— start Input —

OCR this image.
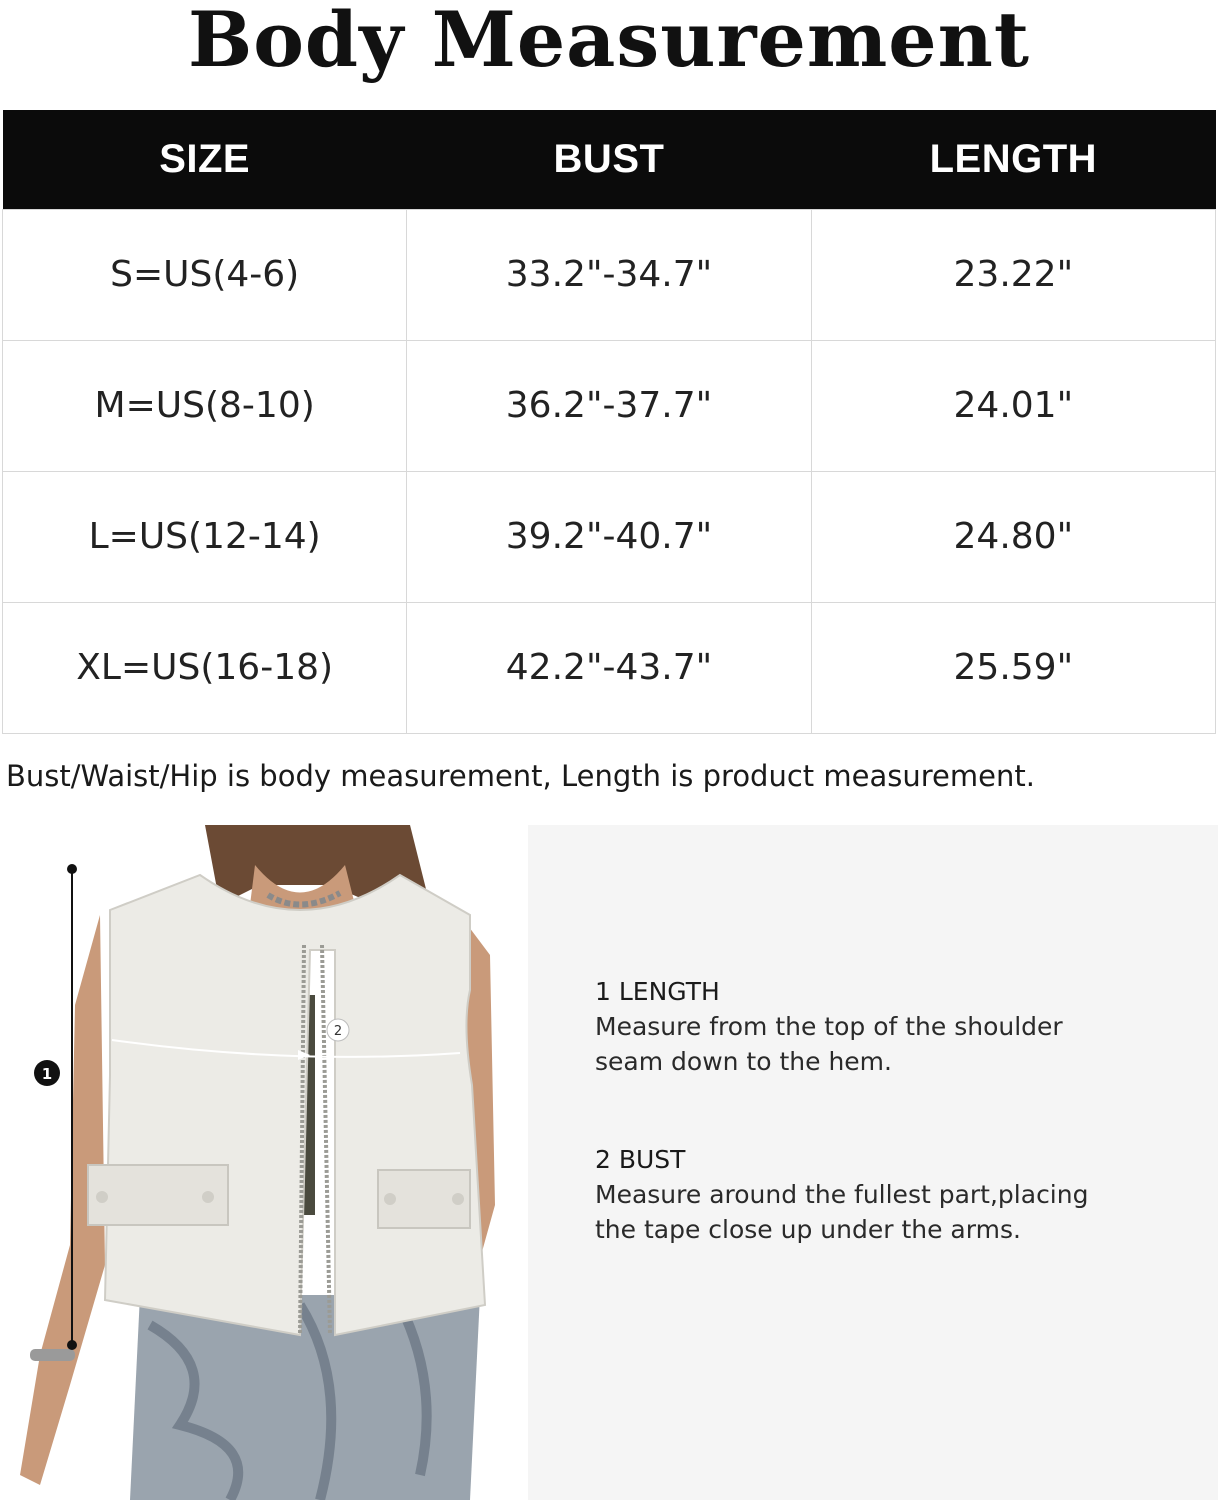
Body Measurement
SIZE	BUST	LENGTH
S=US(4-6)	33.2"-34.7"	23.22"
M=US(8-10)	36.2"-37.7"	24.01"
L=US(12-14)	39.2"-40.7"	24.80"
XL=US(16-18)	42.2"-43.7"	25.59"
Bust/Waist/Hip is body measurement, Length is product measurement.
1
2
1 LENGTH
Measure from the top of the shoulder
seam down to the hem.
2 BUST
Measure around the fullest part,placing
the tape close up under the arms.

— end Input —

= Instruction =
All of the entries above should be copied exactly, except for the pictures.

= The response =
OCR this image.
Body Measurement
SIZE	BUST	LENGTH
S=US(4-6)	33.2"-34.7"	23.22"
M=US(8-10)	36.2"-37.7"	24.01"
L=US(12-14)	39.2"-40.7"	24.80"
XL=US(16-18)	42.2"-43.7"	25.59"
Bust/Waist/Hip is body measurement, Length is product measurement.
1
2
1 LENGTH
Measure from the top of the shoulder
seam down to the hem.
2 BUST
Measure around the fullest part,placing
the tape close up under the arms.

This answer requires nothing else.